EXERCISE DATA
-- Start --

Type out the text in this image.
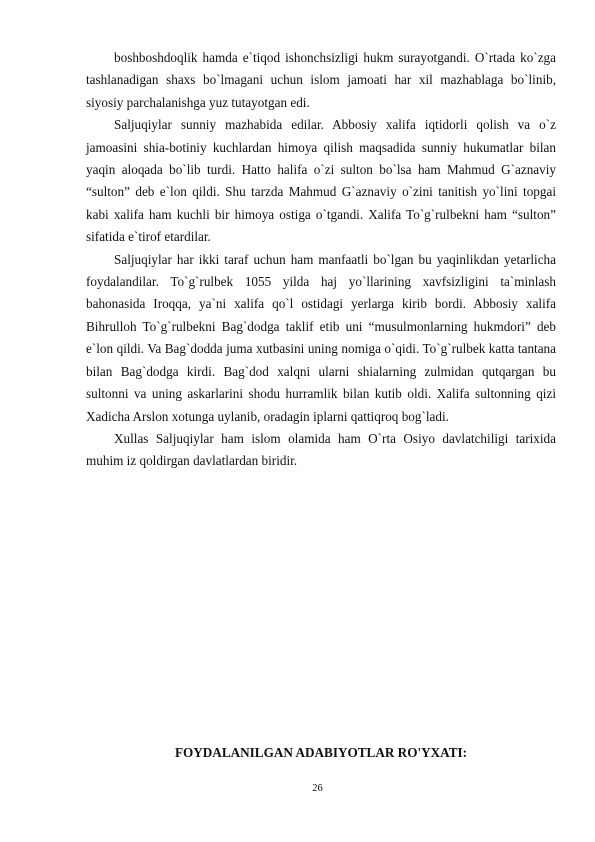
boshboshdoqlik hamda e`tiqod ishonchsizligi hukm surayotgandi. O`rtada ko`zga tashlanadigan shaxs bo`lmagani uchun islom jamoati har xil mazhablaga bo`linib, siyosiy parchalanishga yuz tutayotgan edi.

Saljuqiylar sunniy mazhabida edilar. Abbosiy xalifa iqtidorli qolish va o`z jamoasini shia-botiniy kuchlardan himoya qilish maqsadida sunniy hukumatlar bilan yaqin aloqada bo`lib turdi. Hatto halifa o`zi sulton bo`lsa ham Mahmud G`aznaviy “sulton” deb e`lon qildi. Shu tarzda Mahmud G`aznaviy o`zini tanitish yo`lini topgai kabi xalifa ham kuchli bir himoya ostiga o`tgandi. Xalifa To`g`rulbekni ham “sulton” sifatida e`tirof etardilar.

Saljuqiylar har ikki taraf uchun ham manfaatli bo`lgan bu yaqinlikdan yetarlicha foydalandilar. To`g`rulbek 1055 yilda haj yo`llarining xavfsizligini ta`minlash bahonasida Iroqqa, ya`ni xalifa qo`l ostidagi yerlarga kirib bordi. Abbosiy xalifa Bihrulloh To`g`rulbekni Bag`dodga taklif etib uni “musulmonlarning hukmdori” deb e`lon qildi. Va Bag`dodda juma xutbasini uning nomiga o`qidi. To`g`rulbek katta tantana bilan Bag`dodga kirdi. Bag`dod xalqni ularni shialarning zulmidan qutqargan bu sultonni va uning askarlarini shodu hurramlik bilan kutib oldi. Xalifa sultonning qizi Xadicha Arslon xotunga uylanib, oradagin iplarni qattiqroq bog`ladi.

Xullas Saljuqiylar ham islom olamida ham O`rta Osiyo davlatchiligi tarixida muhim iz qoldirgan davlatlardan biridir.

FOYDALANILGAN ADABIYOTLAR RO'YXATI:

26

-- End --
-- Start --

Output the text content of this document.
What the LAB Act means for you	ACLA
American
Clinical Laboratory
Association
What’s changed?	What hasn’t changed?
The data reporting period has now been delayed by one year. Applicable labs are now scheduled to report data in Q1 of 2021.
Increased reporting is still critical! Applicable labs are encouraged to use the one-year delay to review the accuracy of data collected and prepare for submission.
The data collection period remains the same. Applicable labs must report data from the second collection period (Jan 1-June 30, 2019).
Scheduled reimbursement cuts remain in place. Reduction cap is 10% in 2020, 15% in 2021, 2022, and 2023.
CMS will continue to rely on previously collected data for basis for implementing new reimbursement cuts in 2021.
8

-- End --

OBJECTIVE
Look through the records and gather each line with the word "reimbursement".

FINISHED TASK
Scheduled reimbursement cuts remain in place. Reduction cap is 10% in 2020, 15% in 2021, 2022, and 2023.
CMS will continue to rely on previously collected data for basis for implementing new reimbursement cuts in 2021.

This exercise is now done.